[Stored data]
══════

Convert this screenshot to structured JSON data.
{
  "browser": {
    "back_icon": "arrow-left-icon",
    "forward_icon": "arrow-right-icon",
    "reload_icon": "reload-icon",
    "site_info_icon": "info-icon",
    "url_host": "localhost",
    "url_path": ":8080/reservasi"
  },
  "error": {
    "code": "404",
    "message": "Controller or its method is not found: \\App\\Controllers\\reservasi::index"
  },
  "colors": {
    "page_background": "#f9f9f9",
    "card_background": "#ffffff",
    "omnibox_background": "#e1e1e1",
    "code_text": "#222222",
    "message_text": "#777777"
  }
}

══════

▶ [GIVEN EXERCISE]: Reproduce each line of the material containing the word "arrow".

▶ [WRITTEN RESPONSE]:
    "back_icon": "arrow-left-icon",
    "forward_icon": "arrow-right-icon",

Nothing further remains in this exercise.